_Exercise details_
Without the pictures, return each record as it appears.

--- Begin Source data ---

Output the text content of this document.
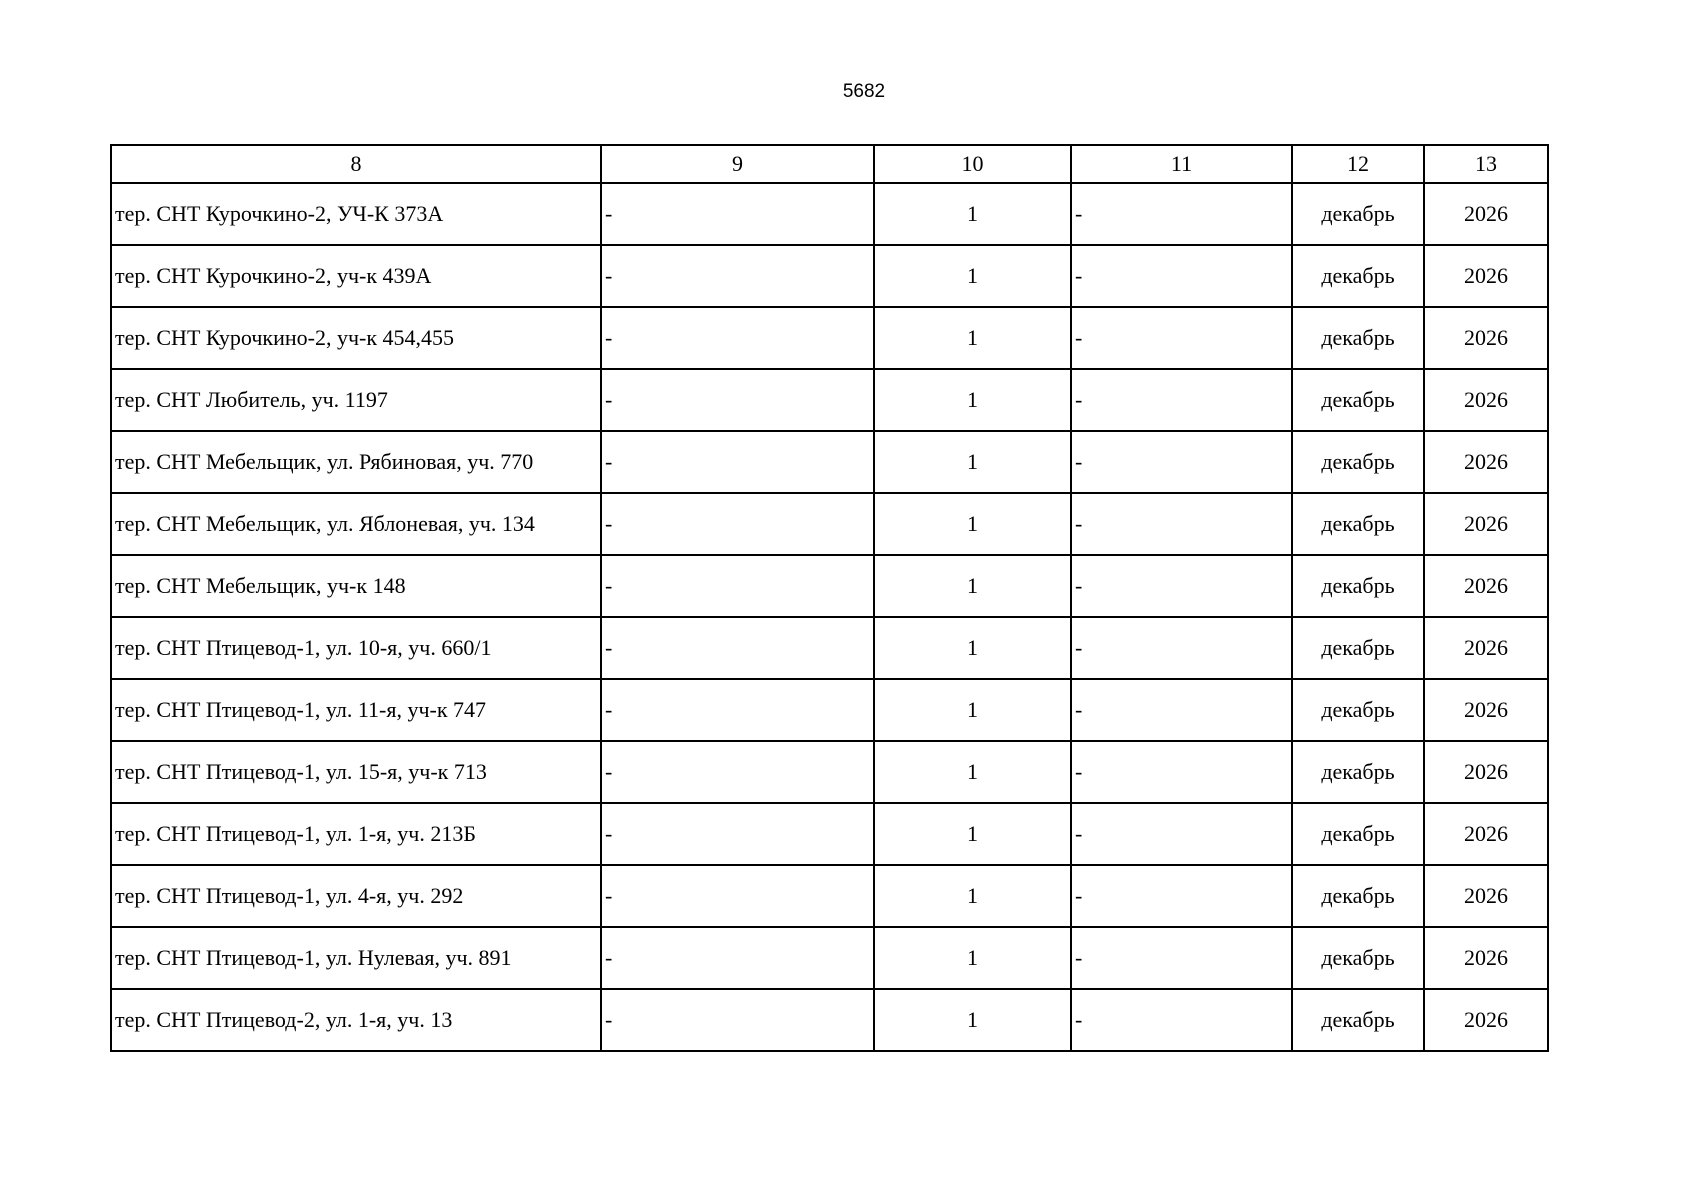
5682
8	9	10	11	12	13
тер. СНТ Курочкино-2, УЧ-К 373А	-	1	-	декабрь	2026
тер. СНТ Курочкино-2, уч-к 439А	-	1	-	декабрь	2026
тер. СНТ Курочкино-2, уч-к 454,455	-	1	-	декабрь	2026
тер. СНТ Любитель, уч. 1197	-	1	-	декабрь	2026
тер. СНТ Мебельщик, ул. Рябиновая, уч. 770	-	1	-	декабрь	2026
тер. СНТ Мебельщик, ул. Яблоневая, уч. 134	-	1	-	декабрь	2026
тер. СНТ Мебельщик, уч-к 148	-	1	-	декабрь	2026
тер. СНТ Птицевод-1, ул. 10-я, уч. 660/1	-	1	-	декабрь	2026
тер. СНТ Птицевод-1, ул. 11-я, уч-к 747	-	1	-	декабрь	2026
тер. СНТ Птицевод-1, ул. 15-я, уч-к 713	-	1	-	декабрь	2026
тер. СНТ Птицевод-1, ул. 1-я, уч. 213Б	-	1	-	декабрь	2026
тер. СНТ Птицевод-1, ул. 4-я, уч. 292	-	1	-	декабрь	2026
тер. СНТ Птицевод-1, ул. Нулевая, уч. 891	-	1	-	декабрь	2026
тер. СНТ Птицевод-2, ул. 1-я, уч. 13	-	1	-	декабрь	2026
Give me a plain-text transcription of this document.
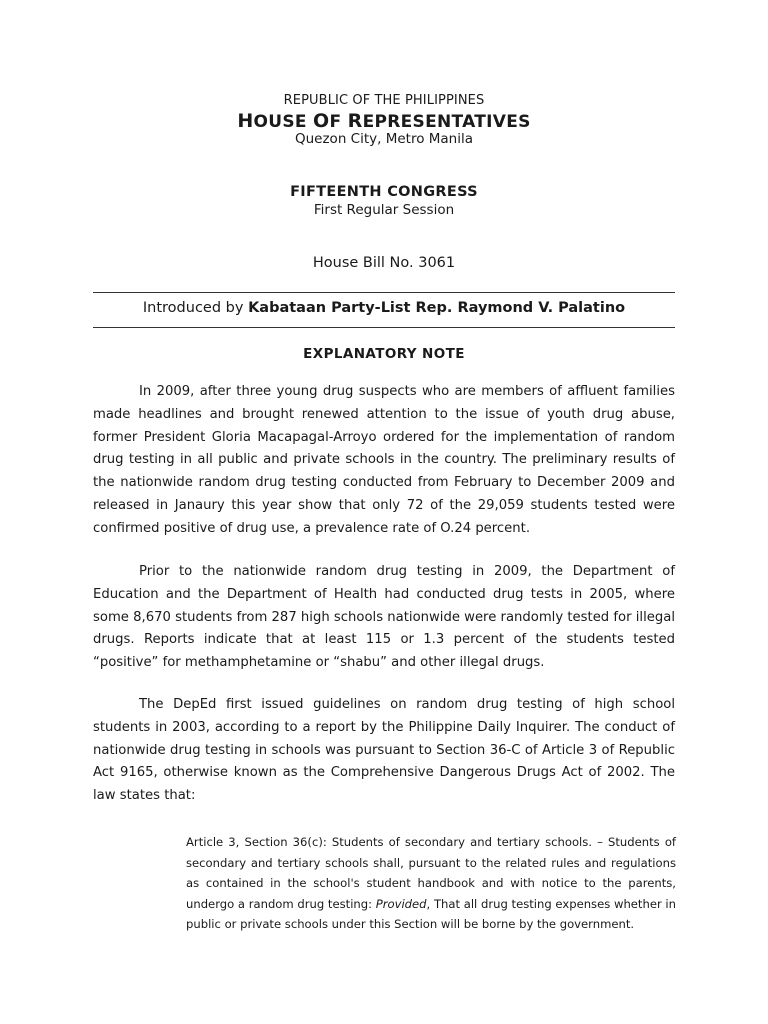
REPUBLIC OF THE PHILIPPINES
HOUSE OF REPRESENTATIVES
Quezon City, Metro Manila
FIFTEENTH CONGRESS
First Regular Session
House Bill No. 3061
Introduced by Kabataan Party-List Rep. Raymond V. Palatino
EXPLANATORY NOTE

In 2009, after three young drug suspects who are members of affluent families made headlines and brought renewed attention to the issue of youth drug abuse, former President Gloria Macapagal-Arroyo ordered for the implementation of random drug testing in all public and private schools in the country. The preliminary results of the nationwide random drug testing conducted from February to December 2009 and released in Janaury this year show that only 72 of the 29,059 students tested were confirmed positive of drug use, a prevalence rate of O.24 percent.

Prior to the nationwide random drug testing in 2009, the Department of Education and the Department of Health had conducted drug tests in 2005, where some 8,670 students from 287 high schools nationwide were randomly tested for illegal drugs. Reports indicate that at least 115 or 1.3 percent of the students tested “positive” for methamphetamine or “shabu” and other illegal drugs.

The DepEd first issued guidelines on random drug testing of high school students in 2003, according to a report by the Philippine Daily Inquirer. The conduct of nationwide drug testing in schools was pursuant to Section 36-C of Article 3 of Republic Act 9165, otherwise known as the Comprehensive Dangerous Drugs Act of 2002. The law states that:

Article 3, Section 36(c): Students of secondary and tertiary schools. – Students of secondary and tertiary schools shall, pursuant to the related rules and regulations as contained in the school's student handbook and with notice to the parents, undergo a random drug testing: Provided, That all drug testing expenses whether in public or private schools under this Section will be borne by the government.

--- End Source data ---

_Written solution_
Output the text content of this document.
5682
8	9	10	11	12	13
тер. СНТ Курочкино-2, УЧ-К 373А	-	1	-	декабрь	2026
тер. СНТ Курочкино-2, уч-к 439А	-	1	-	декабрь	2026
тер. СНТ Курочкино-2, уч-к 454,455	-	1	-	декабрь	2026
тер. СНТ Любитель, уч. 1197	-	1	-	декабрь	2026
тер. СНТ Мебельщик, ул. Рябиновая, уч. 770	-	1	-	декабрь	2026
тер. СНТ Мебельщик, ул. Яблоневая, уч. 134	-	1	-	декабрь	2026
тер. СНТ Мебельщик, уч-к 148	-	1	-	декабрь	2026
тер. СНТ Птицевод-1, ул. 10-я, уч. 660/1	-	1	-	декабрь	2026
тер. СНТ Птицевод-1, ул. 11-я, уч-к 747	-	1	-	декабрь	2026
тер. СНТ Птицевод-1, ул. 15-я, уч-к 713	-	1	-	декабрь	2026
тер. СНТ Птицевод-1, ул. 1-я, уч. 213Б	-	1	-	декабрь	2026
тер. СНТ Птицевод-1, ул. 4-я, уч. 292	-	1	-	декабрь	2026
тер. СНТ Птицевод-1, ул. Нулевая, уч. 891	-	1	-	декабрь	2026
тер. СНТ Птицевод-2, ул. 1-я, уч. 13	-	1	-	декабрь	2026
Give me a plain-text transcription of this document.
REPUBLIC OF THE PHILIPPINES
HOUSE OF REPRESENTATIVES
Quezon City, Metro Manila
FIFTEENTH CONGRESS
First Regular Session
House Bill No. 3061
Introduced by Kabataan Party-List Rep. Raymond V. Palatino
EXPLANATORY NOTE

In 2009, after three young drug suspects who are members of affluent families made headlines and brought renewed attention to the issue of youth drug abuse, former President Gloria Macapagal-Arroyo ordered for the implementation of random drug testing in all public and private schools in the country. The preliminary results of the nationwide random drug testing conducted from February to December 2009 and released in Janaury this year show that only 72 of the 29,059 students tested were confirmed positive of drug use, a prevalence rate of O.24 percent.

Prior to the nationwide random drug testing in 2009, the Department of Education and the Department of Health had conducted drug tests in 2005, where some 8,670 students from 287 high schools nationwide were randomly tested for illegal drugs. Reports indicate that at least 115 or 1.3 percent of the students tested “positive” for methamphetamine or “shabu” and other illegal drugs.

The DepEd first issued guidelines on random drug testing of high school students in 2003, according to a report by the Philippine Daily Inquirer. The conduct of nationwide drug testing in schools was pursuant to Section 36-C of Article 3 of Republic Act 9165, otherwise known as the Comprehensive Dangerous Drugs Act of 2002. The law states that:

Article 3, Section 36(c): Students of secondary and tertiary schools. – Students of secondary and tertiary schools shall, pursuant to the related rules and regulations as contained in the school's student handbook and with notice to the parents, undergo a random drug testing: Provided, That all drug testing expenses whether in public or private schools under this Section will be borne by the government.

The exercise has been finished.